** PROVIDED MATERIAL **
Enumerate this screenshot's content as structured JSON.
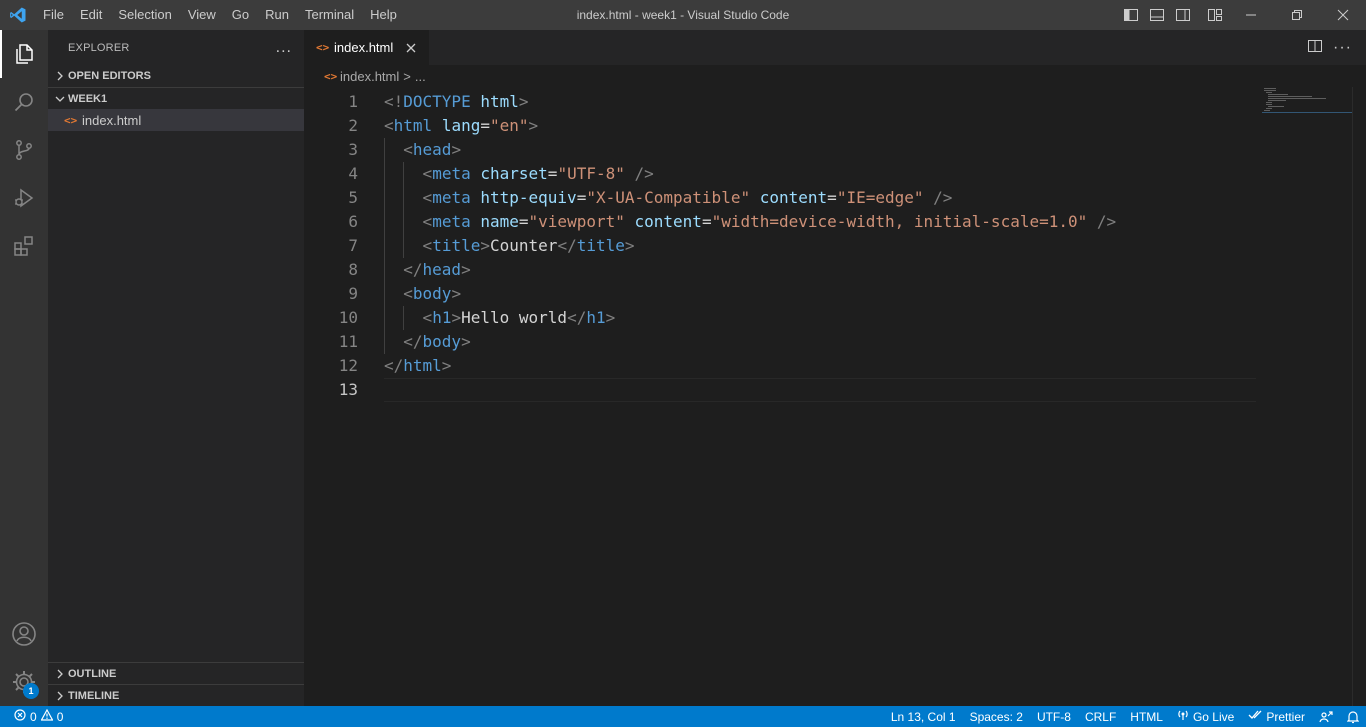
{
  "window": {
    "title": "index.html - week1 - Visual Studio Code"
  },
  "menu": [
    "File",
    "Edit",
    "Selection",
    "View",
    "Go",
    "Run",
    "Terminal",
    "Help"
  ],
  "sidebar": {
    "title": "EXPLORER",
    "more": "...",
    "sections": {
      "open_editors": "OPEN EDITORS",
      "folder": "WEEK1",
      "outline": "OUTLINE",
      "timeline": "TIMELINE"
    },
    "files": [
      {
        "icon": "<>",
        "name": "index.html"
      }
    ]
  },
  "editor": {
    "tab": {
      "icon": "<>",
      "label": "index.html"
    },
    "breadcrumb": {
      "icon": "<>",
      "file": "index.html",
      "sep": ">",
      "more": "..."
    },
    "current_line": 13,
    "lines": [
      {
        "n": "1",
        "text": "<!DOCTYPE html>"
      },
      {
        "n": "2",
        "text": "<html lang=\"en\">"
      },
      {
        "n": "3",
        "text": "<head>"
      },
      {
        "n": "4",
        "text": "<meta charset=\"UTF-8\" />"
      },
      {
        "n": "5",
        "text": "<meta http-equiv=\"X-UA-Compatible\" content=\"IE=edge\" />"
      },
      {
        "n": "6",
        "text": "<meta name=\"viewport\" content=\"width=device-width, initial-scale=1.0\" />"
      },
      {
        "n": "7",
        "text": "<title>Counter</title>"
      },
      {
        "n": "8",
        "text": "</head>"
      },
      {
        "n": "9",
        "text": "<body>"
      },
      {
        "n": "10",
        "text": "<h1>Hello world</h1>"
      },
      {
        "n": "11",
        "text": "</body>"
      },
      {
        "n": "12",
        "text": "</html>"
      },
      {
        "n": "13",
        "text": ""
      }
    ]
  },
  "status": {
    "errors": "0",
    "warnings": "0",
    "position": "Ln 13, Col 1",
    "spaces": "Spaces: 2",
    "encoding": "UTF-8",
    "eol": "CRLF",
    "language": "HTML",
    "go_live": "Go Live",
    "prettier": "Prettier"
  },
  "badges": {
    "settings": "1"
  },
  "colors": {
    "accent": "#007acc",
    "tag": "#569cd6",
    "attribute": "#9cdcfe",
    "string": "#ce9178",
    "html_icon": "#e37933"
  }
}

** PROBLEM REQUIREMENTS **
Copy every record above exactly as written, but leave out the pictures.

** ANSWER TO THIS PROBLEM **
Enumerate this screenshot's content as structured JSON.
{
  "window": {
    "title": "index.html - week1 - Visual Studio Code"
  },
  "menu": [
    "File",
    "Edit",
    "Selection",
    "View",
    "Go",
    "Run",
    "Terminal",
    "Help"
  ],
  "sidebar": {
    "title": "EXPLORER",
    "more": "...",
    "sections": {
      "open_editors": "OPEN EDITORS",
      "folder": "WEEK1",
      "outline": "OUTLINE",
      "timeline": "TIMELINE"
    },
    "files": [
      {
        "icon": "<>",
        "name": "index.html"
      }
    ]
  },
  "editor": {
    "tab": {
      "icon": "<>",
      "label": "index.html"
    },
    "breadcrumb": {
      "icon": "<>",
      "file": "index.html",
      "sep": ">",
      "more": "..."
    },
    "current_line": 13,
    "lines": [
      {
        "n": "1",
        "text": "<!DOCTYPE html>"
      },
      {
        "n": "2",
        "text": "<html lang=\"en\">"
      },
      {
        "n": "3",
        "text": "<head>"
      },
      {
        "n": "4",
        "text": "<meta charset=\"UTF-8\" />"
      },
      {
        "n": "5",
        "text": "<meta http-equiv=\"X-UA-Compatible\" content=\"IE=edge\" />"
      },
      {
        "n": "6",
        "text": "<meta name=\"viewport\" content=\"width=device-width, initial-scale=1.0\" />"
      },
      {
        "n": "7",
        "text": "<title>Counter</title>"
      },
      {
        "n": "8",
        "text": "</head>"
      },
      {
        "n": "9",
        "text": "<body>"
      },
      {
        "n": "10",
        "text": "<h1>Hello world</h1>"
      },
      {
        "n": "11",
        "text": "</body>"
      },
      {
        "n": "12",
        "text": "</html>"
      },
      {
        "n": "13",
        "text": ""
      }
    ]
  },
  "status": {
    "errors": "0",
    "warnings": "0",
    "position": "Ln 13, Col 1",
    "spaces": "Spaces: 2",
    "encoding": "UTF-8",
    "eol": "CRLF",
    "language": "HTML",
    "go_live": "Go Live",
    "prettier": "Prettier"
  },
  "badges": {
    "settings": "1"
  },
  "colors": {
    "accent": "#007acc",
    "tag": "#569cd6",
    "attribute": "#9cdcfe",
    "string": "#ce9178",
    "html_icon": "#e37933"
  }
}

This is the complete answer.